— begin Excerpted data —

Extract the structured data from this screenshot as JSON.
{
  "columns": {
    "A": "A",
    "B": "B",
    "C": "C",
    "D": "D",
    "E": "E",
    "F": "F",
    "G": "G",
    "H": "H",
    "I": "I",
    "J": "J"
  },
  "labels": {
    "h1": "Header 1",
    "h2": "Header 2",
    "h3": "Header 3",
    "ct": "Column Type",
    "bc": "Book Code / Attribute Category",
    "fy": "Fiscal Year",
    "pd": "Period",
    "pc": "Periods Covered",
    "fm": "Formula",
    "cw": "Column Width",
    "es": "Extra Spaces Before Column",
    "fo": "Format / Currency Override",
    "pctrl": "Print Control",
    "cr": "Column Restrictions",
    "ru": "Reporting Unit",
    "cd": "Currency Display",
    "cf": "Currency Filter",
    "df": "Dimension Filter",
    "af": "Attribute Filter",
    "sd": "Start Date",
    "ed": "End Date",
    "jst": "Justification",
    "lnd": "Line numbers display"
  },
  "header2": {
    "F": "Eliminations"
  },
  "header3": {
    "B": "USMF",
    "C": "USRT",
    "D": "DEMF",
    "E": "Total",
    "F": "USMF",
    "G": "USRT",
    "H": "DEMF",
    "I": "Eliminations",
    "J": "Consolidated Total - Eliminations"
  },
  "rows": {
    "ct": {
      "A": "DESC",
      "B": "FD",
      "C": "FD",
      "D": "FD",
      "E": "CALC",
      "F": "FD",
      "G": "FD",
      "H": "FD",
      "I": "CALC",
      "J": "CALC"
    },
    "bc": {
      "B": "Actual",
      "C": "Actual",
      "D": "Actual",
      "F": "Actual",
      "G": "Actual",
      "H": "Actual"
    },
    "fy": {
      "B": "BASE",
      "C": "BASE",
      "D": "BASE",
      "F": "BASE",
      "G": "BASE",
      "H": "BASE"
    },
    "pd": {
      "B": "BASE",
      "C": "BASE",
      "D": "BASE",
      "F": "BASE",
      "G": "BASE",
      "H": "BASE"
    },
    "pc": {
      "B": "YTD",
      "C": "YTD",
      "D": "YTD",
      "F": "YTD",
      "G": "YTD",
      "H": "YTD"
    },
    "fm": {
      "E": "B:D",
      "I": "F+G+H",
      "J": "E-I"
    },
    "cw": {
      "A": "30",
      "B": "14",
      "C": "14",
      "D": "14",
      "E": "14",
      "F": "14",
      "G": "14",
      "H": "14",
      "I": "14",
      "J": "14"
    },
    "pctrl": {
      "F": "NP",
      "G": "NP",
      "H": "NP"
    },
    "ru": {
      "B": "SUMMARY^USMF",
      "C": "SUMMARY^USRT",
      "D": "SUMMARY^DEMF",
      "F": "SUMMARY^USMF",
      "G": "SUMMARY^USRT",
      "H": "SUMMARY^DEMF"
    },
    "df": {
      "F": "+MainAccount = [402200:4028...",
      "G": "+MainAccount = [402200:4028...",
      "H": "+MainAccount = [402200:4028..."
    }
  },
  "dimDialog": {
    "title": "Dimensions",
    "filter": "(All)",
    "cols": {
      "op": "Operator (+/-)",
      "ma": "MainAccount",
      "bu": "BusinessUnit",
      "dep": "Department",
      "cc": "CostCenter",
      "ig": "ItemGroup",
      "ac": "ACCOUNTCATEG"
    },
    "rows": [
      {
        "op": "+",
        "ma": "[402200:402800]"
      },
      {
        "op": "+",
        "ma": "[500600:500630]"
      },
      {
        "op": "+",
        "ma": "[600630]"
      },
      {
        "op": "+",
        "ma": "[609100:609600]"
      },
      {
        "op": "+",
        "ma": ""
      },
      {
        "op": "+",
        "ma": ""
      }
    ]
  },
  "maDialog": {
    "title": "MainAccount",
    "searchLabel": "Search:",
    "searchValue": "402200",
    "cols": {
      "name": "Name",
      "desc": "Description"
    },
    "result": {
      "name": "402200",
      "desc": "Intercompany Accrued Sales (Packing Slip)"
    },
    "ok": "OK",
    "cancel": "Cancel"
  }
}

— end Excerpted data —

> Exercise description
Scan the material for lines with the word "DEMF", and copy each line you find.

> Correct output
    "D": "DEMF",
    "H": "DEMF",
      "D": "SUMMARY^DEMF",
      "H": "SUMMARY^DEMF"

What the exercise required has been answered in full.